### Problem description
Filter the entries below, keeping only lines with the word "that".
===== Supplied material =====
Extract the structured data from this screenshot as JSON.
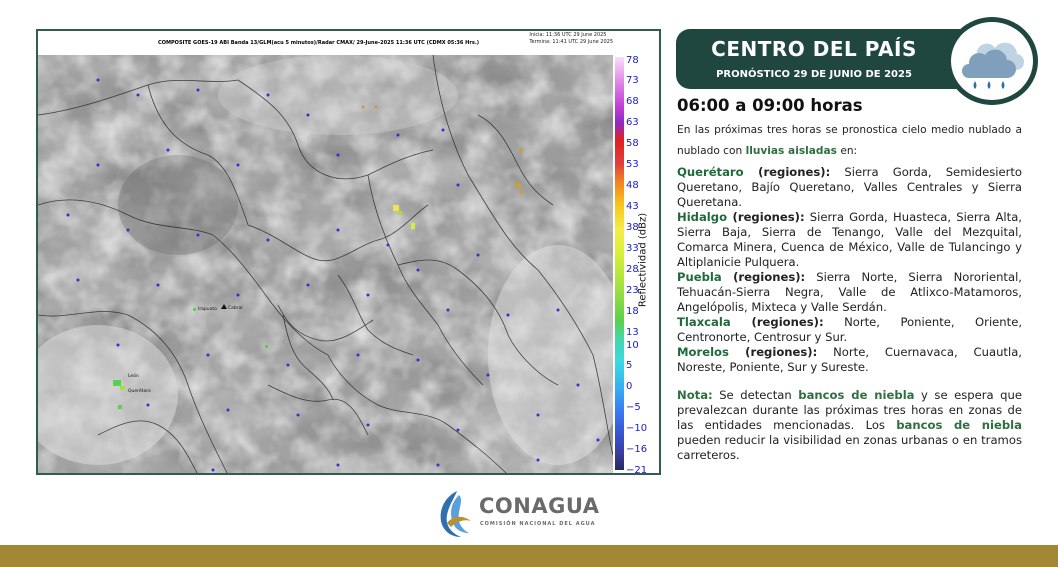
{
  "map": {
    "caption": "COMPOSITE GOES-19 ABI Banda 13/GLM(acu 5 minutos)/Radar CMAX/ 29-June-2025 11:36 UTC  (CDMX  05:36 Hrs.)",
    "start_time": "Inicia: 11:36 UTC 29 June 2025",
    "end_time": "Termina: 11:41 UTC 29 June 2025",
    "scale_label": "Reflectividad (dBz)",
    "scale_ticks": [
      "78",
      "73",
      "68",
      "63",
      "58",
      "53",
      "48",
      "43",
      "38",
      "33",
      "28",
      "23",
      "18",
      "13",
      "10",
      "5",
      "0",
      "−5",
      "−10",
      "−16",
      "−21"
    ],
    "places": {
      "cabral": "Cabral",
      "irapuato": "Irapuato",
      "leon": "León",
      "queretaro": "Querétaro"
    }
  },
  "banner": {
    "title": "CENTRO DEL PAÍS",
    "subtitle": "PRONÓSTICO 29 DE JUNIO DE 2025",
    "icon": "cloud-rain-icon",
    "color": "#20473f"
  },
  "forecast": {
    "time_range": "06:00 a 09:00 horas",
    "intro_a": "En las próximas tres horas se pronostica cielo medio nublado a nublado con ",
    "intro_highlight": "lluvias aisladas",
    "intro_b": " en:",
    "regions": [
      {
        "state": "Querétaro",
        "tag": " (regiones):",
        "list": " Sierra Gorda, Semidesierto Queretano, Bajío Queretano, Valles Centrales y Sierra Queretana."
      },
      {
        "state": "Hidalgo",
        "tag": " (regiones):",
        "list": " Sierra Gorda, Huasteca, Sierra Alta, Sierra Baja, Sierra de Tenango, Valle del Mezquital, Comarca Minera, Cuenca de México, Valle de Tulancingo y Altiplanicie Pulquera."
      },
      {
        "state": "Puebla",
        "tag": " (regiones):",
        "list": " Sierra Norte, Sierra Nororiental, Tehuacán-Sierra Negra, Valle de Atlixco-Matamoros, Angelópolis, Mixteca y Valle Serdán."
      },
      {
        "state": "Tlaxcala",
        "tag": " (regiones):",
        "list": " Norte, Poniente, Oriente, Centronorte, Centrosur y Sur."
      },
      {
        "state": "Morelos",
        "tag": " (regiones):",
        "list": " Norte, Cuernavaca, Cuautla, Noreste, Poniente, Sur y Sureste."
      }
    ],
    "note": {
      "label": "Nota:",
      "a": " Se detectan ",
      "h1": "bancos de niebla",
      "b": " y se espera que prevalezcan durante las próximas tres horas en zonas de las entidades mencionadas. Los ",
      "h2": "bancos de niebla",
      "c": " pueden reducir la visibilidad en zonas urbanas o en tramos carreteros."
    }
  },
  "footer": {
    "logo_text": "CONAGUA",
    "logo_sub": "COMISIÓN NACIONAL DEL AGUA",
    "bar_color": "#a48734"
  }
}
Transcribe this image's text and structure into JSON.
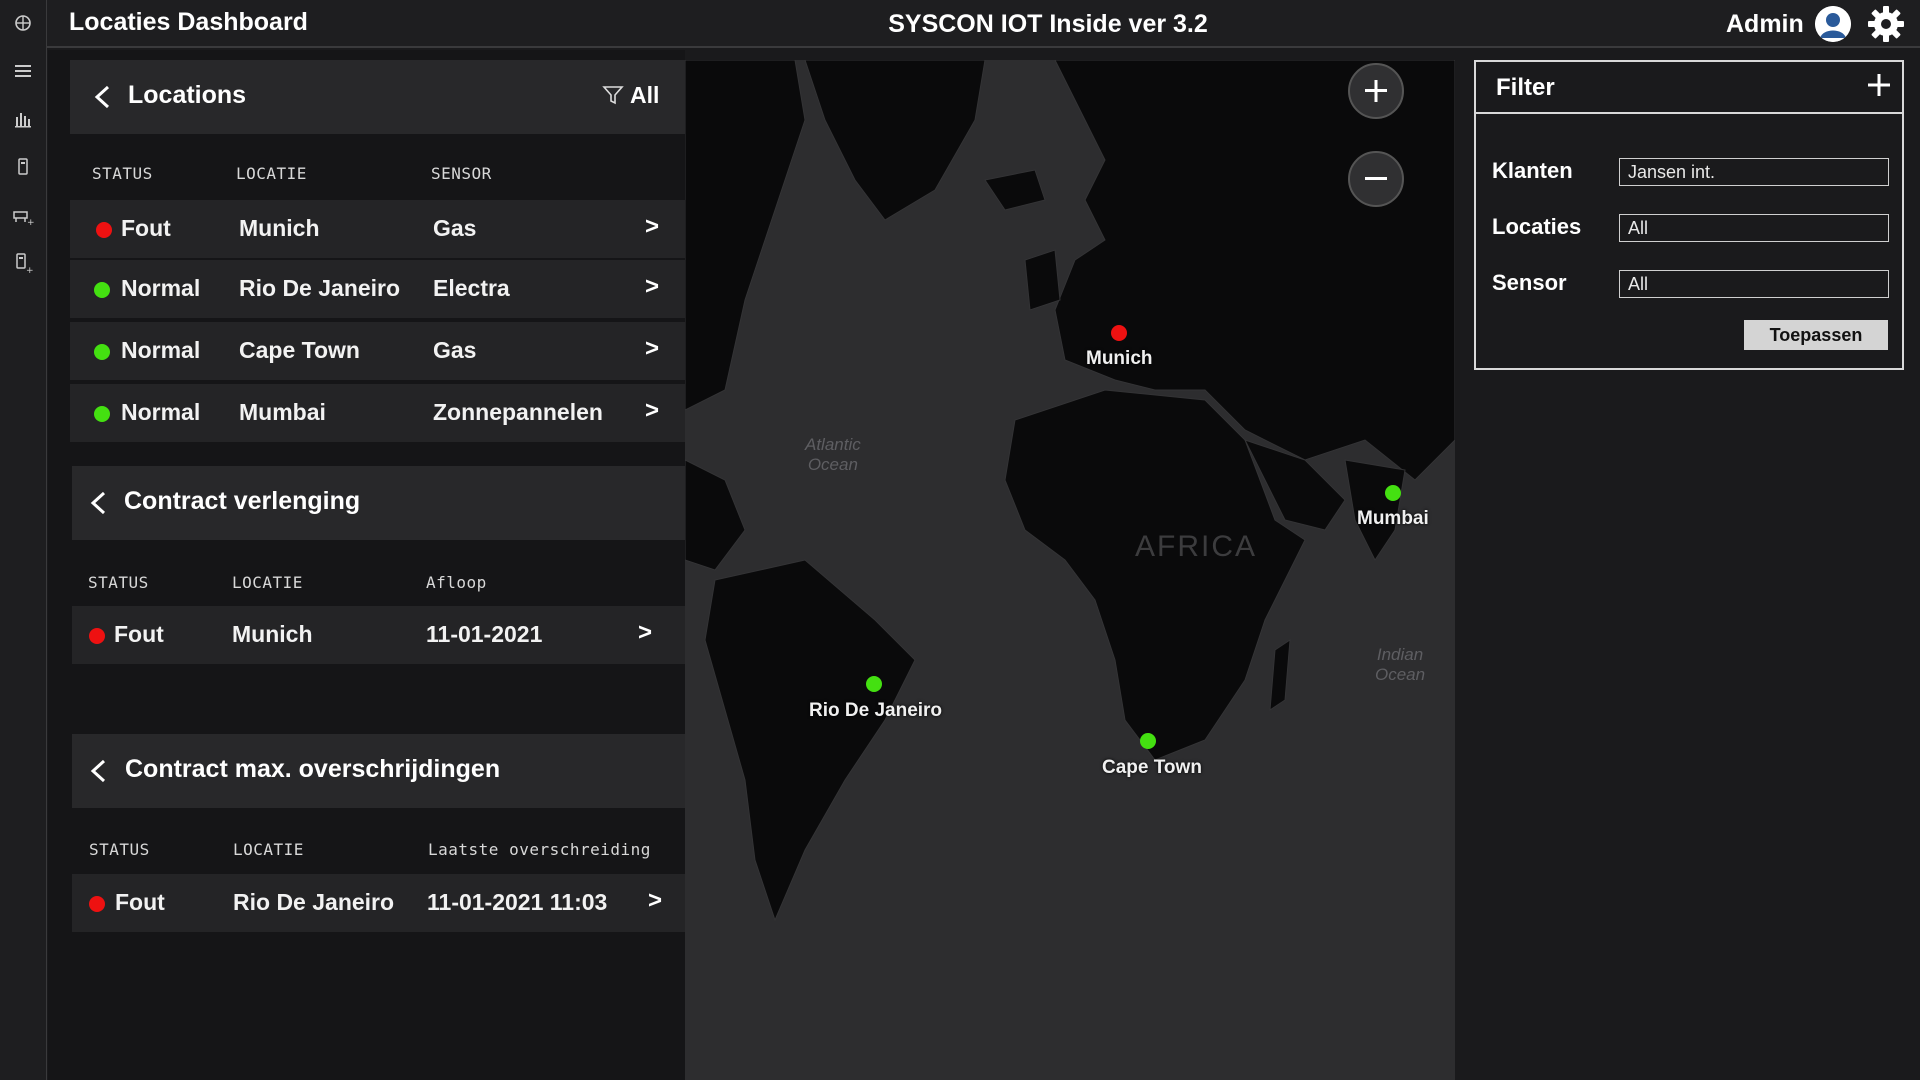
{
  "header": {
    "app_title": "Locaties Dashboard",
    "center_title": "SYSCON IOT Inside ver 3.2",
    "user_label": "Admin"
  },
  "sidebar": {
    "icons": [
      "globe-icon",
      "menu-icon",
      "bar-chart-icon",
      "device-icon",
      "add-asset-icon",
      "add-device-icon"
    ]
  },
  "locations": {
    "title": "Locations",
    "filter_label": "All",
    "columns": [
      "STATUS",
      "LOCATIE",
      "SENSOR"
    ],
    "rows": [
      {
        "status": "Fout",
        "status_color": "#ee1111",
        "locatie": "Munich",
        "sensor": "Gas",
        "arrow": ">"
      },
      {
        "status": "Normal",
        "status_color": "#44e011",
        "locatie": "Rio De Janeiro",
        "sensor": "Electra",
        "arrow": ">"
      },
      {
        "status": "Normal",
        "status_color": "#44e011",
        "locatie": "Cape Town",
        "sensor": "Gas",
        "arrow": ">"
      },
      {
        "status": "Normal",
        "status_color": "#44e011",
        "locatie": "Mumbai",
        "sensor": "Zonnepannelen",
        "arrow": ">"
      }
    ]
  },
  "contract_verlenging": {
    "title": "Contract verlenging",
    "columns": [
      "STATUS",
      "LOCATIE",
      "Afloop"
    ],
    "rows": [
      {
        "status": "Fout",
        "status_color": "#ee1111",
        "locatie": "Munich",
        "afloop": "11-01-2021",
        "arrow": ">"
      }
    ]
  },
  "contract_max": {
    "title": "Contract max. overschrijdingen",
    "columns": [
      "STATUS",
      "LOCATIE",
      "Laatste overschreiding"
    ],
    "rows": [
      {
        "status": "Fout",
        "status_color": "#ee1111",
        "locatie": "Rio De Janeiro",
        "laatste": "11-01-2021 11:03",
        "arrow": ">"
      }
    ]
  },
  "map": {
    "markers": [
      {
        "name": "Munich",
        "color": "#ee1111"
      },
      {
        "name": "Mumbai",
        "color": "#44e011"
      },
      {
        "name": "Rio De Janeiro",
        "color": "#44e011"
      },
      {
        "name": "Cape Town",
        "color": "#44e011"
      }
    ],
    "ocean_labels": [
      "Atlantic",
      "Ocean",
      "Indian",
      "Ocean"
    ],
    "continent_label": "AFRICA"
  },
  "filter": {
    "title": "Filter",
    "fields": [
      {
        "label": "Klanten",
        "value": "Jansen int."
      },
      {
        "label": "Locaties",
        "value": "All"
      },
      {
        "label": "Sensor",
        "value": "All"
      }
    ],
    "apply_label": "Toepassen"
  },
  "colors": {
    "error": "#ee1111",
    "ok": "#44e011",
    "background": "#1a1a1c"
  }
}
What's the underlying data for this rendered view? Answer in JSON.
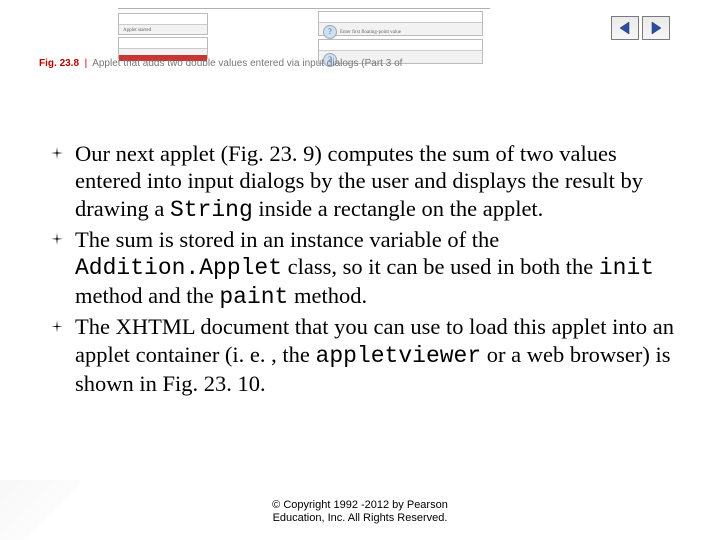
{
  "nav": {
    "prev": "previous-slide",
    "next": "next-slide"
  },
  "caption_num": "23.8",
  "caption_text": "Applet that adds two double values entered via input dialogs  (Part 3 of",
  "bullets": [
    {
      "segments": [
        {
          "t": "Our next applet (Fig. 23. 9) computes the sum of two values entered into input dialogs by the user and displays the result by drawing a "
        },
        {
          "t": "String",
          "mono": true
        },
        {
          "t": " inside a rectangle on the applet."
        }
      ]
    },
    {
      "segments": [
        {
          "t": "The sum is stored in an instance variable of the "
        },
        {
          "t": "Addition.Applet",
          "mono": true
        },
        {
          "t": " class, so it can be used in both the "
        },
        {
          "t": "init",
          "mono": true
        },
        {
          "t": " method and the "
        },
        {
          "t": "paint",
          "mono": true
        },
        {
          "t": " method."
        }
      ]
    },
    {
      "segments": [
        {
          "t": "The XHTML document that you can use to load this applet into an applet container (i. e. , the "
        },
        {
          "t": "appletviewer",
          "mono": true
        },
        {
          "t": " or a web browser) is shown in Fig. 23. 10."
        }
      ]
    }
  ],
  "footer": {
    "line1": "© Copyright 1992 -2012 by Pearson",
    "line2": "Education, Inc. All Rights Reserved."
  }
}
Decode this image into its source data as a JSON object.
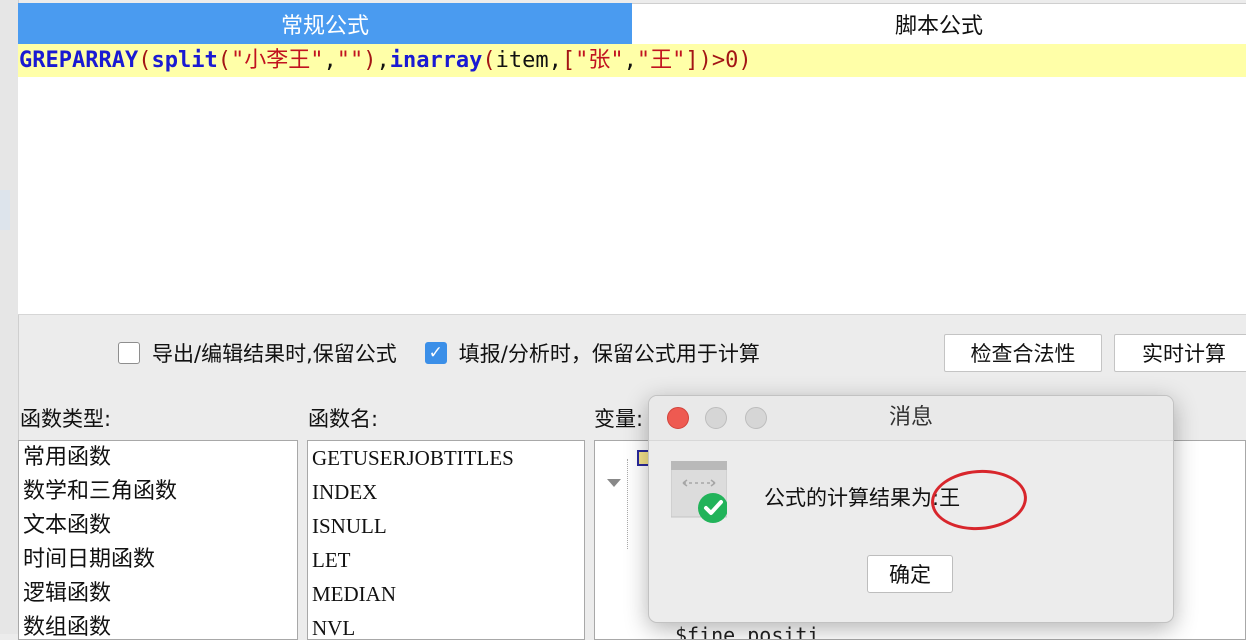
{
  "tabs": [
    {
      "label": "常规公式",
      "active": true
    },
    {
      "label": "脚本公式",
      "active": false
    }
  ],
  "editor": {
    "tokens": [
      {
        "text": "GREPARRAY",
        "type": "fn"
      },
      {
        "text": "(",
        "type": "p"
      },
      {
        "text": "split",
        "type": "fn"
      },
      {
        "text": "(",
        "type": "p"
      },
      {
        "text": "\"小李王\"",
        "type": "s"
      },
      {
        "text": ",",
        "type": "t"
      },
      {
        "text": "\"\"",
        "type": "s"
      },
      {
        "text": ")",
        "type": "p"
      },
      {
        "text": ",",
        "type": "t"
      },
      {
        "text": "inarray",
        "type": "fn"
      },
      {
        "text": "(",
        "type": "p"
      },
      {
        "text": "item,",
        "type": "t"
      },
      {
        "text": "[",
        "type": "p"
      },
      {
        "text": "\"张\"",
        "type": "s"
      },
      {
        "text": ",",
        "type": "t"
      },
      {
        "text": "\"王\"",
        "type": "s"
      },
      {
        "text": "]",
        "type": "p"
      },
      {
        "text": ")",
        "type": "p"
      },
      {
        "text": ">0",
        "type": "n"
      },
      {
        "text": ")",
        "type": "p"
      }
    ]
  },
  "options": {
    "export_keep": {
      "label": "导出/编辑结果时,保留公式",
      "checked": false
    },
    "fill_keep": {
      "label": "填报/分析时，保留公式用于计算",
      "checked": true
    }
  },
  "buttons": {
    "check": "检查合法性",
    "realtime": "实时计算"
  },
  "panels": {
    "func_type_label": "函数类型:",
    "func_name_label": "函数名:",
    "var_label": "变量:"
  },
  "func_types": [
    "常用函数",
    "数学和三角函数",
    "文本函数",
    "时间日期函数",
    "逻辑函数",
    "数组函数"
  ],
  "func_names": [
    "GETUSERJOBTITLES",
    "INDEX",
    "ISNULL",
    "LET",
    "MEDIAN",
    "NVL"
  ],
  "var_partial": "$fine_positi",
  "dialog": {
    "title": "消息",
    "message": "公式的计算结果为:王",
    "ok": "确定"
  },
  "colors": {
    "tab_active": "#4a9bf0",
    "editor_highlight": "#ffffa8",
    "checkbox_on": "#3b8fe8",
    "annotation": "#d8262c",
    "success_icon": "#22b35a"
  }
}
=====
### Exercise solution
  "caption_text": "Applet that adds two double values entered via input dialogs  (Part 3 of",
          "t": "The XHTML document that you can use to load this applet into an applet container (i. e. , the "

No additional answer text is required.